**Short task:** Identify each line below that contains the word "Depoyment", and copy it out.
#### Data supplied ####
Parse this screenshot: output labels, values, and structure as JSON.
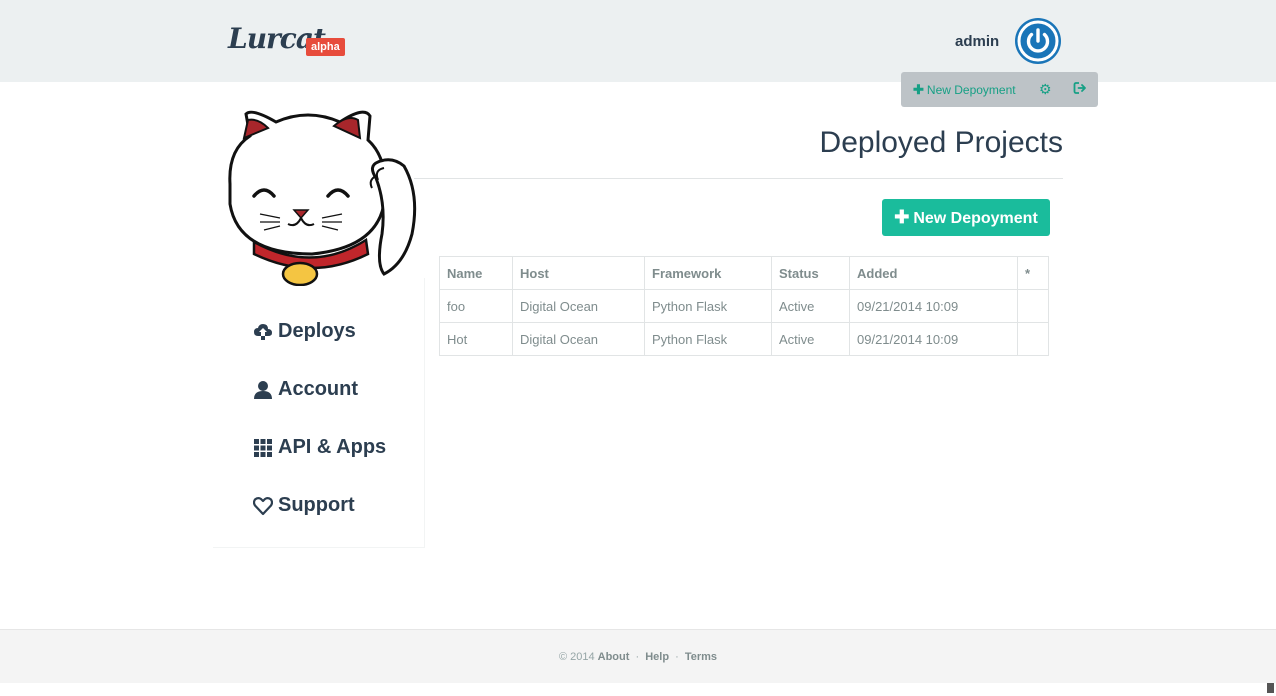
{
  "header": {
    "logo_text": "Lurcat",
    "badge": "alpha",
    "username": "admin"
  },
  "user_menu": {
    "new_label": "New Depoyment",
    "icons": [
      "gear-icon",
      "sign-out-icon"
    ]
  },
  "sidebar": {
    "items": [
      {
        "label": "Deploys",
        "icon": "cloud-upload-icon"
      },
      {
        "label": "Account",
        "icon": "user-icon"
      },
      {
        "label": "API & Apps",
        "icon": "grid-icon"
      },
      {
        "label": "Support",
        "icon": "heart-icon"
      }
    ]
  },
  "main": {
    "title": "Deployed Projects",
    "new_button": "New Depoyment",
    "table": {
      "headers": [
        "Name",
        "Host",
        "Framework",
        "Status",
        "Added",
        "*"
      ],
      "rows": [
        [
          "foo",
          "Digital Ocean",
          "Python Flask",
          "Active",
          "09/21/2014 10:09",
          ""
        ],
        [
          "Hot",
          "Digital Ocean",
          "Python Flask",
          "Active",
          "09/21/2014 10:09",
          ""
        ]
      ]
    }
  },
  "footer": {
    "copyright": "© 2014",
    "links": [
      "About",
      "Help",
      "Terms"
    ],
    "separator": "·"
  },
  "colors": {
    "accent": "#1abc9c",
    "badge": "#e74c3c",
    "power": "#1a75b8",
    "text": "#2c3e50"
  }
}
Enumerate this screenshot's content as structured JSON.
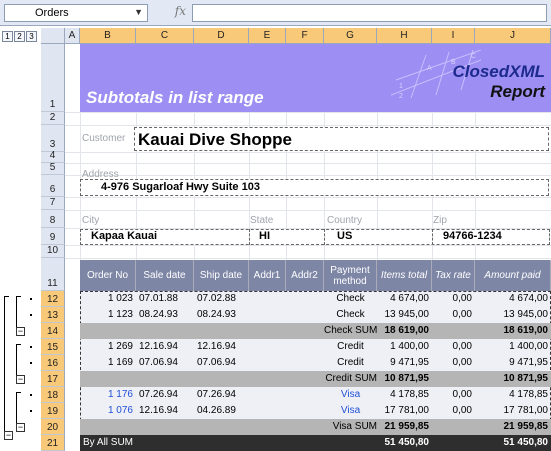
{
  "formula_bar": {
    "name_box": "Orders",
    "fx": "fx",
    "formula": ""
  },
  "outline_levels": [
    "1",
    "2",
    "3"
  ],
  "columns": [
    "A",
    "B",
    "C",
    "D",
    "E",
    "F",
    "G",
    "H",
    "I",
    "J"
  ],
  "rows": [
    "1",
    "2",
    "3",
    "4",
    "5",
    "6",
    "7",
    "8",
    "9",
    "10",
    "11",
    "12",
    "13",
    "14",
    "15",
    "16",
    "17",
    "18",
    "19",
    "20",
    "21"
  ],
  "banner": {
    "title": "Subtotals in list range",
    "logo_line1": "ClosedXML",
    "logo_line2": "Report",
    "deco_letters": [
      "A",
      "B",
      "C",
      "1",
      "2"
    ]
  },
  "customer": {
    "label": "Customer",
    "value": "Kauai Dive Shoppe"
  },
  "address": {
    "label": "Address",
    "value": "4-976 Sugarloaf Hwy Suite 103"
  },
  "city": {
    "label": "City",
    "value": "Kapaa Kauai"
  },
  "state": {
    "label": "State",
    "value": "HI"
  },
  "country": {
    "label": "Country",
    "value": "US"
  },
  "zip": {
    "label": "Zip",
    "value": "94766-1234"
  },
  "table": {
    "headers": [
      "Order No",
      "Sale date",
      "Ship date",
      "Addr1",
      "Addr2",
      "Payment method",
      "Items total",
      "Tax rate",
      "Amount paid"
    ],
    "rows": [
      {
        "order": "1 023",
        "sale": "07.01.88",
        "ship": "07.02.88",
        "method": "Check",
        "items": "4 674,00",
        "tax": "0,00",
        "paid": "4 674,00"
      },
      {
        "order": "1 123",
        "sale": "08.24.93",
        "ship": "08.24.93",
        "method": "Check",
        "items": "13 945,00",
        "tax": "0,00",
        "paid": "13 945,00"
      },
      {
        "sum_label": "Check SUM",
        "items": "18 619,00",
        "paid": "18 619,00"
      },
      {
        "order": "1 269",
        "sale": "12.16.94",
        "ship": "12.16.94",
        "method": "Credit",
        "items": "1 400,00",
        "tax": "0,00",
        "paid": "1 400,00"
      },
      {
        "order": "1 169",
        "sale": "07.06.94",
        "ship": "07.06.94",
        "method": "Credit",
        "items": "9 471,95",
        "tax": "0,00",
        "paid": "9 471,95"
      },
      {
        "sum_label": "Credit SUM",
        "items": "10 871,95",
        "paid": "10 871,95"
      },
      {
        "order": "1 176",
        "sale": "07.26.94",
        "ship": "07.26.94",
        "method": "Visa",
        "items": "4 178,85",
        "tax": "0,00",
        "paid": "4 178,85"
      },
      {
        "order": "1 076",
        "sale": "12.16.94",
        "ship": "04.26.89",
        "method": "Visa",
        "items": "17 781,00",
        "tax": "0,00",
        "paid": "17 781,00"
      },
      {
        "sum_label": "Visa SUM",
        "items": "21 959,85",
        "paid": "21 959,85"
      },
      {
        "sum_label": "By All SUM",
        "items": "51 450,80",
        "paid": "51 450,80"
      }
    ]
  },
  "colors": {
    "banner": "#9c8ef2",
    "table_header": "#7e86a6",
    "subtotal_row": "#b5b5b5",
    "grand_total_row": "#2e2e2e",
    "selected_header": "#f9c97a",
    "link": "#1f4fd6"
  }
}
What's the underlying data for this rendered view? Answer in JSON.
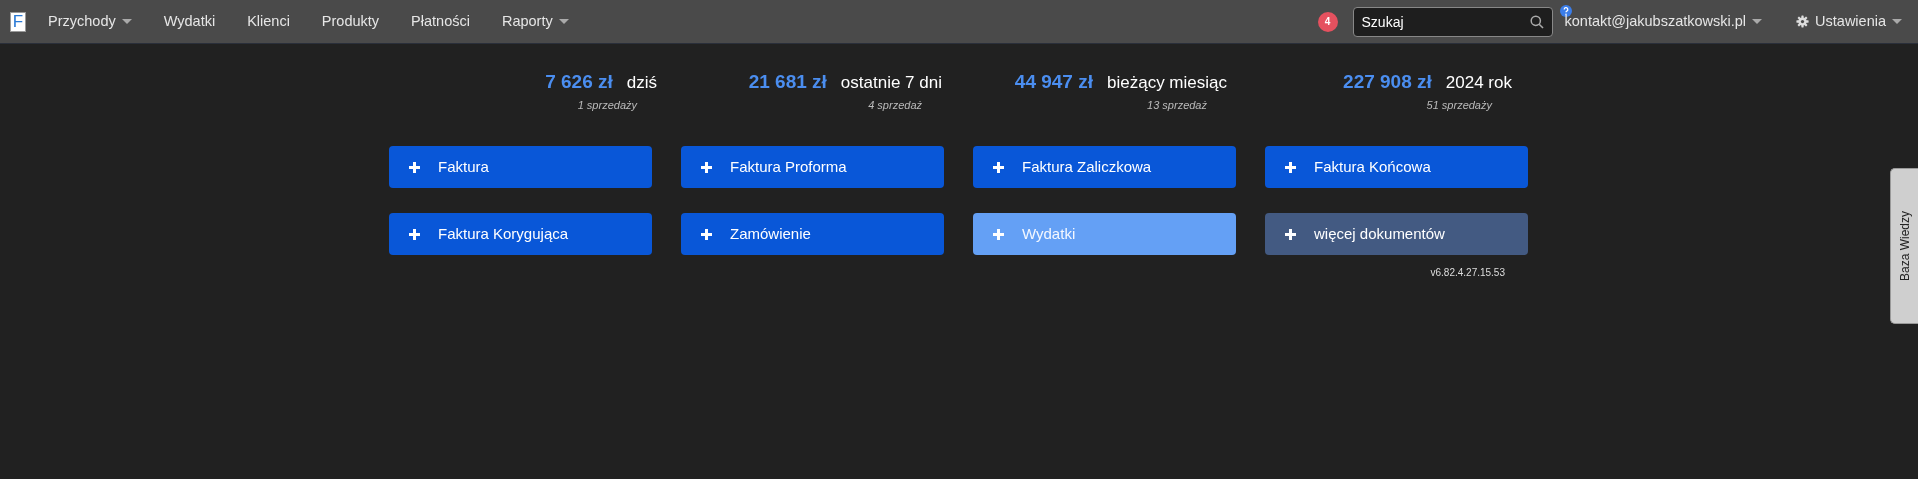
{
  "navbar": {
    "logo_letter": "F",
    "menu": [
      {
        "label": "Przychody",
        "dropdown": true
      },
      {
        "label": "Wydatki",
        "dropdown": false
      },
      {
        "label": "Klienci",
        "dropdown": false
      },
      {
        "label": "Produkty",
        "dropdown": false
      },
      {
        "label": "Płatności",
        "dropdown": false
      },
      {
        "label": "Raporty",
        "dropdown": true
      }
    ],
    "notifications": "4",
    "search": {
      "placeholder": "Szukaj"
    },
    "account": "kontakt@jakubszatkowski.pl",
    "settings": "Ustawienia"
  },
  "stats": [
    {
      "amount": "7 626 zł",
      "period": "dziś",
      "sales": "1 sprzedaży"
    },
    {
      "amount": "21 681 zł",
      "period": "ostatnie 7 dni",
      "sales": "4 sprzedaż"
    },
    {
      "amount": "44 947 zł",
      "period": "bieżący miesiąc",
      "sales": "13 sprzedaż"
    },
    {
      "amount": "227 908 zł",
      "period": "2024 rok",
      "sales": "51 sprzedaży"
    }
  ],
  "actions": [
    {
      "label": "Faktura",
      "kind": "document"
    },
    {
      "label": "Faktura Proforma",
      "kind": "document"
    },
    {
      "label": "Faktura Zaliczkowa",
      "kind": "document"
    },
    {
      "label": "Faktura Końcowa",
      "kind": "document"
    },
    {
      "label": "Faktura Korygująca",
      "kind": "document"
    },
    {
      "label": "Zamówienie",
      "kind": "document"
    },
    {
      "label": "Wydatki",
      "kind": "expense"
    },
    {
      "label": "więcej dokumentów",
      "kind": "more"
    }
  ],
  "version": "v6.82.4.27.15.53",
  "side_tab": "Baza Wiedzy"
}
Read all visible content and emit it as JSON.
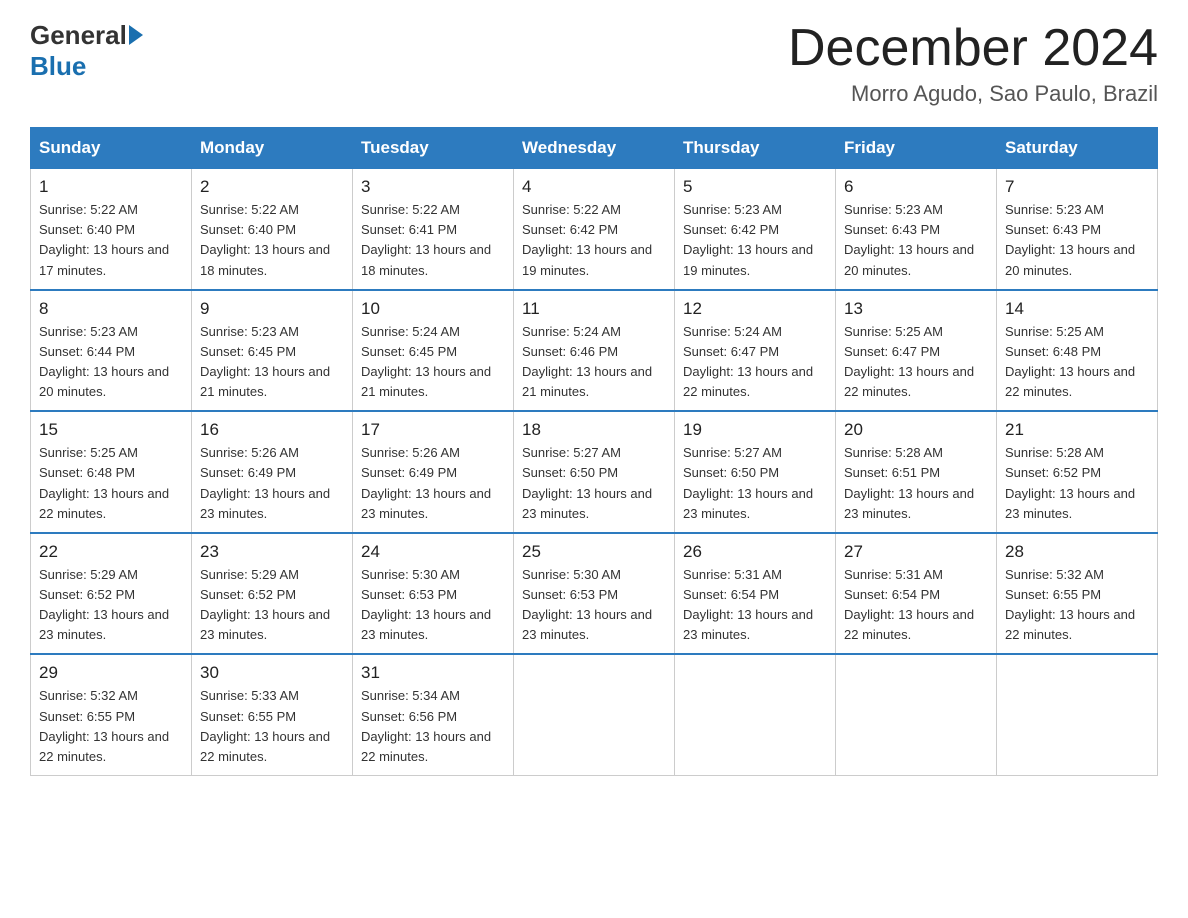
{
  "header": {
    "logo_general": "General",
    "logo_blue": "Blue",
    "title": "December 2024",
    "location": "Morro Agudo, Sao Paulo, Brazil"
  },
  "weekdays": [
    "Sunday",
    "Monday",
    "Tuesday",
    "Wednesday",
    "Thursday",
    "Friday",
    "Saturday"
  ],
  "weeks": [
    [
      {
        "day": "1",
        "sunrise": "5:22 AM",
        "sunset": "6:40 PM",
        "daylight": "13 hours and 17 minutes."
      },
      {
        "day": "2",
        "sunrise": "5:22 AM",
        "sunset": "6:40 PM",
        "daylight": "13 hours and 18 minutes."
      },
      {
        "day": "3",
        "sunrise": "5:22 AM",
        "sunset": "6:41 PM",
        "daylight": "13 hours and 18 minutes."
      },
      {
        "day": "4",
        "sunrise": "5:22 AM",
        "sunset": "6:42 PM",
        "daylight": "13 hours and 19 minutes."
      },
      {
        "day": "5",
        "sunrise": "5:23 AM",
        "sunset": "6:42 PM",
        "daylight": "13 hours and 19 minutes."
      },
      {
        "day": "6",
        "sunrise": "5:23 AM",
        "sunset": "6:43 PM",
        "daylight": "13 hours and 20 minutes."
      },
      {
        "day": "7",
        "sunrise": "5:23 AM",
        "sunset": "6:43 PM",
        "daylight": "13 hours and 20 minutes."
      }
    ],
    [
      {
        "day": "8",
        "sunrise": "5:23 AM",
        "sunset": "6:44 PM",
        "daylight": "13 hours and 20 minutes."
      },
      {
        "day": "9",
        "sunrise": "5:23 AM",
        "sunset": "6:45 PM",
        "daylight": "13 hours and 21 minutes."
      },
      {
        "day": "10",
        "sunrise": "5:24 AM",
        "sunset": "6:45 PM",
        "daylight": "13 hours and 21 minutes."
      },
      {
        "day": "11",
        "sunrise": "5:24 AM",
        "sunset": "6:46 PM",
        "daylight": "13 hours and 21 minutes."
      },
      {
        "day": "12",
        "sunrise": "5:24 AM",
        "sunset": "6:47 PM",
        "daylight": "13 hours and 22 minutes."
      },
      {
        "day": "13",
        "sunrise": "5:25 AM",
        "sunset": "6:47 PM",
        "daylight": "13 hours and 22 minutes."
      },
      {
        "day": "14",
        "sunrise": "5:25 AM",
        "sunset": "6:48 PM",
        "daylight": "13 hours and 22 minutes."
      }
    ],
    [
      {
        "day": "15",
        "sunrise": "5:25 AM",
        "sunset": "6:48 PM",
        "daylight": "13 hours and 22 minutes."
      },
      {
        "day": "16",
        "sunrise": "5:26 AM",
        "sunset": "6:49 PM",
        "daylight": "13 hours and 23 minutes."
      },
      {
        "day": "17",
        "sunrise": "5:26 AM",
        "sunset": "6:49 PM",
        "daylight": "13 hours and 23 minutes."
      },
      {
        "day": "18",
        "sunrise": "5:27 AM",
        "sunset": "6:50 PM",
        "daylight": "13 hours and 23 minutes."
      },
      {
        "day": "19",
        "sunrise": "5:27 AM",
        "sunset": "6:50 PM",
        "daylight": "13 hours and 23 minutes."
      },
      {
        "day": "20",
        "sunrise": "5:28 AM",
        "sunset": "6:51 PM",
        "daylight": "13 hours and 23 minutes."
      },
      {
        "day": "21",
        "sunrise": "5:28 AM",
        "sunset": "6:52 PM",
        "daylight": "13 hours and 23 minutes."
      }
    ],
    [
      {
        "day": "22",
        "sunrise": "5:29 AM",
        "sunset": "6:52 PM",
        "daylight": "13 hours and 23 minutes."
      },
      {
        "day": "23",
        "sunrise": "5:29 AM",
        "sunset": "6:52 PM",
        "daylight": "13 hours and 23 minutes."
      },
      {
        "day": "24",
        "sunrise": "5:30 AM",
        "sunset": "6:53 PM",
        "daylight": "13 hours and 23 minutes."
      },
      {
        "day": "25",
        "sunrise": "5:30 AM",
        "sunset": "6:53 PM",
        "daylight": "13 hours and 23 minutes."
      },
      {
        "day": "26",
        "sunrise": "5:31 AM",
        "sunset": "6:54 PM",
        "daylight": "13 hours and 23 minutes."
      },
      {
        "day": "27",
        "sunrise": "5:31 AM",
        "sunset": "6:54 PM",
        "daylight": "13 hours and 22 minutes."
      },
      {
        "day": "28",
        "sunrise": "5:32 AM",
        "sunset": "6:55 PM",
        "daylight": "13 hours and 22 minutes."
      }
    ],
    [
      {
        "day": "29",
        "sunrise": "5:32 AM",
        "sunset": "6:55 PM",
        "daylight": "13 hours and 22 minutes."
      },
      {
        "day": "30",
        "sunrise": "5:33 AM",
        "sunset": "6:55 PM",
        "daylight": "13 hours and 22 minutes."
      },
      {
        "day": "31",
        "sunrise": "5:34 AM",
        "sunset": "6:56 PM",
        "daylight": "13 hours and 22 minutes."
      },
      null,
      null,
      null,
      null
    ]
  ]
}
####
**The output:**
    "new_label": "New Depoyment",
    "new_button": "New Depoyment",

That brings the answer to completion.